-- Start Data to use --

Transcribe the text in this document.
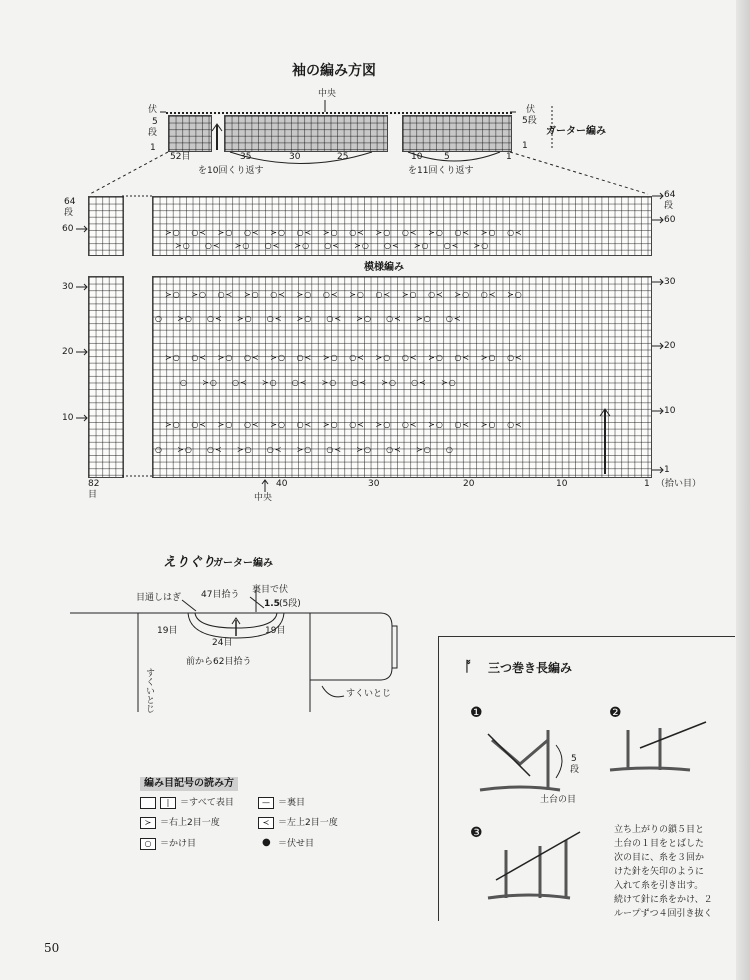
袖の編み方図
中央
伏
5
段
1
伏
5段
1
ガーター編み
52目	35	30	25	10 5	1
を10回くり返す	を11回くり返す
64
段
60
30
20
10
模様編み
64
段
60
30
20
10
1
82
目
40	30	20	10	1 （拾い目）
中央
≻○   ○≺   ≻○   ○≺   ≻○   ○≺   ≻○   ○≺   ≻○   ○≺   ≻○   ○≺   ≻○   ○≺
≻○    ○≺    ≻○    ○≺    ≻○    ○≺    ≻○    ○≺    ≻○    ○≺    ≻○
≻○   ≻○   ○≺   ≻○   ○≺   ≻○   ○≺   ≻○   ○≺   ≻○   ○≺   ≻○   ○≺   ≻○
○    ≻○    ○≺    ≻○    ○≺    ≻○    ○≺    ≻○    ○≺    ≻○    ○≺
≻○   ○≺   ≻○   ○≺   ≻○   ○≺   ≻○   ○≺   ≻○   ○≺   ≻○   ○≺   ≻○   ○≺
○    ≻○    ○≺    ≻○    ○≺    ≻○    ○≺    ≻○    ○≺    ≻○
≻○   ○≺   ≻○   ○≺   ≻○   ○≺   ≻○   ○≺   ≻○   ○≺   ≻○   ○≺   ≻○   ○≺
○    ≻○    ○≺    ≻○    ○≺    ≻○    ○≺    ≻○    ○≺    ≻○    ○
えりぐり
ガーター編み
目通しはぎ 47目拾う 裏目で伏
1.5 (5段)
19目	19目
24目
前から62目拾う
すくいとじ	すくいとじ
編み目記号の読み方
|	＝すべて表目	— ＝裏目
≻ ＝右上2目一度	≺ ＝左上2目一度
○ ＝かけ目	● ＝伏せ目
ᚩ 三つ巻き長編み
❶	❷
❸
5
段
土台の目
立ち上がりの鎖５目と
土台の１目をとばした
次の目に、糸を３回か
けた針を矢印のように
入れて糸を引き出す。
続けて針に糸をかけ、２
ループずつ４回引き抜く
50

-- End Data to use --

• Problem statement:
Transcribe all of the entries word for word, but skip any pictures they contain.

• Expected answer:
Transcribe the text in this document.
袖の編み方図
中央
伏
5
段
1
伏
5段
1
ガーター編み
52目	35	30	25	10 5	1
を10回くり返す	を11回くり返す
64
段
60
30
20
10
模様編み
64
段
60
30
20
10
1
82
目
40	30	20	10	1 （拾い目）
中央
≻○   ○≺   ≻○   ○≺   ≻○   ○≺   ≻○   ○≺   ≻○   ○≺   ≻○   ○≺   ≻○   ○≺
≻○    ○≺    ≻○    ○≺    ≻○    ○≺    ≻○    ○≺    ≻○    ○≺    ≻○
≻○   ≻○   ○≺   ≻○   ○≺   ≻○   ○≺   ≻○   ○≺   ≻○   ○≺   ≻○   ○≺   ≻○
○    ≻○    ○≺    ≻○    ○≺    ≻○    ○≺    ≻○    ○≺    ≻○    ○≺
≻○   ○≺   ≻○   ○≺   ≻○   ○≺   ≻○   ○≺   ≻○   ○≺   ≻○   ○≺   ≻○   ○≺
○    ≻○    ○≺    ≻○    ○≺    ≻○    ○≺    ≻○    ○≺    ≻○
≻○   ○≺   ≻○   ○≺   ≻○   ○≺   ≻○   ○≺   ≻○   ○≺   ≻○   ○≺   ≻○   ○≺
○    ≻○    ○≺    ≻○    ○≺    ≻○    ○≺    ≻○    ○≺    ≻○    ○
えりぐり
ガーター編み
目通しはぎ 47目拾う 裏目で伏
1.5 (5段)
19目	19目
24目
前から62目拾う
すくいとじ	すくいとじ
編み目記号の読み方
|	＝すべて表目	— ＝裏目
≻ ＝右上2目一度	≺ ＝左上2目一度
○ ＝かけ目	● ＝伏せ目
ᚩ 三つ巻き長編み
❶	❷
❸
5
段
土台の目
立ち上がりの鎖５目と
土台の１目をとばした
次の目に、糸を３回か
けた針を矢印のように
入れて糸を引き出す。
続けて針に糸をかけ、２
ループずつ４回引き抜く
50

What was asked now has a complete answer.